Please copy all the lines that follow, word for word.

Stored entries:
====================
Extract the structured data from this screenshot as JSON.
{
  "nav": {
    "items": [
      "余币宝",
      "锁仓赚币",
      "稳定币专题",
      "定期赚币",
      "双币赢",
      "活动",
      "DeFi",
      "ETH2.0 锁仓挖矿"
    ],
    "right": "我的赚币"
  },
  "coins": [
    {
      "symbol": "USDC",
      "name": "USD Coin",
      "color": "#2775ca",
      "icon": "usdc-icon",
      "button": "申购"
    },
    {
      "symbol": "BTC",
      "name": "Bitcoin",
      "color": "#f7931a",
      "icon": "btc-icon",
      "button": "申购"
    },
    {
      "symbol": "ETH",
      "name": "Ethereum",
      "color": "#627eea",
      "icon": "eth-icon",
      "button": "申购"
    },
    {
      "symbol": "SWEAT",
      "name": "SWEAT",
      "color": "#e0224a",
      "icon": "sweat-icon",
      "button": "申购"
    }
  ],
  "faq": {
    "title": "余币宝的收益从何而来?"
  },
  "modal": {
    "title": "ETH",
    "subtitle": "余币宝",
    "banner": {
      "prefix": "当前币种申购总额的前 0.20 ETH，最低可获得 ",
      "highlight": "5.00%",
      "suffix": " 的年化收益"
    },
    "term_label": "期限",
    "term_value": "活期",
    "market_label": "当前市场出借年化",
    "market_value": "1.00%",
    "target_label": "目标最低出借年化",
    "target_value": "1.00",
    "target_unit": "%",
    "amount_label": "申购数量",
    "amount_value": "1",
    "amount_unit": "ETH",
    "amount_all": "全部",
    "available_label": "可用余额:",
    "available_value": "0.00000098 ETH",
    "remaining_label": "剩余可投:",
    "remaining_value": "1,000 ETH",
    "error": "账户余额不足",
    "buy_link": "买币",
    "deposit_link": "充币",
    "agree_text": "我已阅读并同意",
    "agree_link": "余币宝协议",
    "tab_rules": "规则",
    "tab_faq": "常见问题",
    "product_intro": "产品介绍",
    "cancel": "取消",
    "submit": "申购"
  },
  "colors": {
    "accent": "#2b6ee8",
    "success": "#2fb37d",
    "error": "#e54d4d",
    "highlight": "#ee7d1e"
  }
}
====================
** Task result **
Extract the structured data from this screenshot as JSON.
{
  "nav": {
    "items": [
      "余币宝",
      "锁仓赚币",
      "稳定币专题",
      "定期赚币",
      "双币赢",
      "活动",
      "DeFi",
      "ETH2.0 锁仓挖矿"
    ],
    "right": "我的赚币"
  },
  "coins": [
    {
      "symbol": "USDC",
      "name": "USD Coin",
      "color": "#2775ca",
      "icon": "usdc-icon",
      "button": "申购"
    },
    {
      "symbol": "BTC",
      "name": "Bitcoin",
      "color": "#f7931a",
      "icon": "btc-icon",
      "button": "申购"
    },
    {
      "symbol": "ETH",
      "name": "Ethereum",
      "color": "#627eea",
      "icon": "eth-icon",
      "button": "申购"
    },
    {
      "symbol": "SWEAT",
      "name": "SWEAT",
      "color": "#e0224a",
      "icon": "sweat-icon",
      "button": "申购"
    }
  ],
  "faq": {
    "title": "余币宝的收益从何而来?"
  },
  "modal": {
    "title": "ETH",
    "subtitle": "余币宝",
    "banner": {
      "prefix": "当前币种申购总额的前 0.20 ETH，最低可获得 ",
      "highlight": "5.00%",
      "suffix": " 的年化收益"
    },
    "term_label": "期限",
    "term_value": "活期",
    "market_label": "当前市场出借年化",
    "market_value": "1.00%",
    "target_label": "目标最低出借年化",
    "target_value": "1.00",
    "target_unit": "%",
    "amount_label": "申购数量",
    "amount_value": "1",
    "amount_unit": "ETH",
    "amount_all": "全部",
    "available_label": "可用余额:",
    "available_value": "0.00000098 ETH",
    "remaining_label": "剩余可投:",
    "remaining_value": "1,000 ETH",
    "error": "账户余额不足",
    "buy_link": "买币",
    "deposit_link": "充币",
    "agree_text": "我已阅读并同意",
    "agree_link": "余币宝协议",
    "tab_rules": "规则",
    "tab_faq": "常见问题",
    "product_intro": "产品介绍",
    "cancel": "取消",
    "submit": "申购"
  },
  "colors": {
    "accent": "#2b6ee8",
    "success": "#2fb37d",
    "error": "#e54d4d",
    "highlight": "#ee7d1e"
  }
}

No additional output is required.